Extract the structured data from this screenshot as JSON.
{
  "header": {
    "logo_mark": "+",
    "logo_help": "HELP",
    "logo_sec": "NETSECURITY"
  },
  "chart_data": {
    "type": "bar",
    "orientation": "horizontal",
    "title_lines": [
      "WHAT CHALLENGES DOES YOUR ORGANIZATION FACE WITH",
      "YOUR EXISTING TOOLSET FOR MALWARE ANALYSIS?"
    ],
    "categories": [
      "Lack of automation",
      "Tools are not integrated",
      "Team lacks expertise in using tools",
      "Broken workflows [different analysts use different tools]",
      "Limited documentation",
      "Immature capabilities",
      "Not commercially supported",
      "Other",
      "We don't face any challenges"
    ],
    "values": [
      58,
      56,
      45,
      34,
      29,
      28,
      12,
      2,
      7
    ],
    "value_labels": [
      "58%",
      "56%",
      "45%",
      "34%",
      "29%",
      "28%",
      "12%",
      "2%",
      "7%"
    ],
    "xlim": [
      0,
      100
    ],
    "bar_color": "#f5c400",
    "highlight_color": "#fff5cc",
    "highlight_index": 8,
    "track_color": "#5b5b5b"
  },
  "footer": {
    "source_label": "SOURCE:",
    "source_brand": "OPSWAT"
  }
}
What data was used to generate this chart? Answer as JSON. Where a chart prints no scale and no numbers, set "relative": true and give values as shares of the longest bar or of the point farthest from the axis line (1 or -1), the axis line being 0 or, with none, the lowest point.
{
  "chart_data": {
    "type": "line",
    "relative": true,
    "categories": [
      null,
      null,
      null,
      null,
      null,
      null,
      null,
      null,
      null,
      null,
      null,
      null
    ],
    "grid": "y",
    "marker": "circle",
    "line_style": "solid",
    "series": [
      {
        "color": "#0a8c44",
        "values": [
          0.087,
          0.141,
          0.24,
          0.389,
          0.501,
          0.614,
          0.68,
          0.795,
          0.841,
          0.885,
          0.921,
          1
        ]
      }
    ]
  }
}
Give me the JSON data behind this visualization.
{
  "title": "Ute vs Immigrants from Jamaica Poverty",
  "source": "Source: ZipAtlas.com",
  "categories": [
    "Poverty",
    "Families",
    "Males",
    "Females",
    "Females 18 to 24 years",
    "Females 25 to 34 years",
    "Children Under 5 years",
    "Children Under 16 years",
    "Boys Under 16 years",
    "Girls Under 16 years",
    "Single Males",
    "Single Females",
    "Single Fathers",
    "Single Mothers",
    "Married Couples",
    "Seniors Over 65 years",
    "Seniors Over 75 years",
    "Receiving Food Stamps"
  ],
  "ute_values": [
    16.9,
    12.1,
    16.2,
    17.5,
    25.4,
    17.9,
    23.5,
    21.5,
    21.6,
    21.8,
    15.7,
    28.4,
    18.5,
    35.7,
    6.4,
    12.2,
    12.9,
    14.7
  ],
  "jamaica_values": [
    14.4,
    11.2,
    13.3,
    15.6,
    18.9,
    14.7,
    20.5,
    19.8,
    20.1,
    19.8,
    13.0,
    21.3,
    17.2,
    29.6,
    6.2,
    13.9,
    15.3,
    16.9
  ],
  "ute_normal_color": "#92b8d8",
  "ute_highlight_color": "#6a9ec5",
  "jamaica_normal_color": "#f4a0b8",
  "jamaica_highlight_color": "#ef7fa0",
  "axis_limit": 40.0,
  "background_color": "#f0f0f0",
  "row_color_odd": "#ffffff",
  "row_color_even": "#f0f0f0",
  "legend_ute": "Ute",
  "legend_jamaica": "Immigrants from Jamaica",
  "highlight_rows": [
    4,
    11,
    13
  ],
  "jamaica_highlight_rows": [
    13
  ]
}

## Your instructions
Where a line holds "Children", copy that line.

## Response to this task
    "Children Under 5 years",
    "Children Under 16 years",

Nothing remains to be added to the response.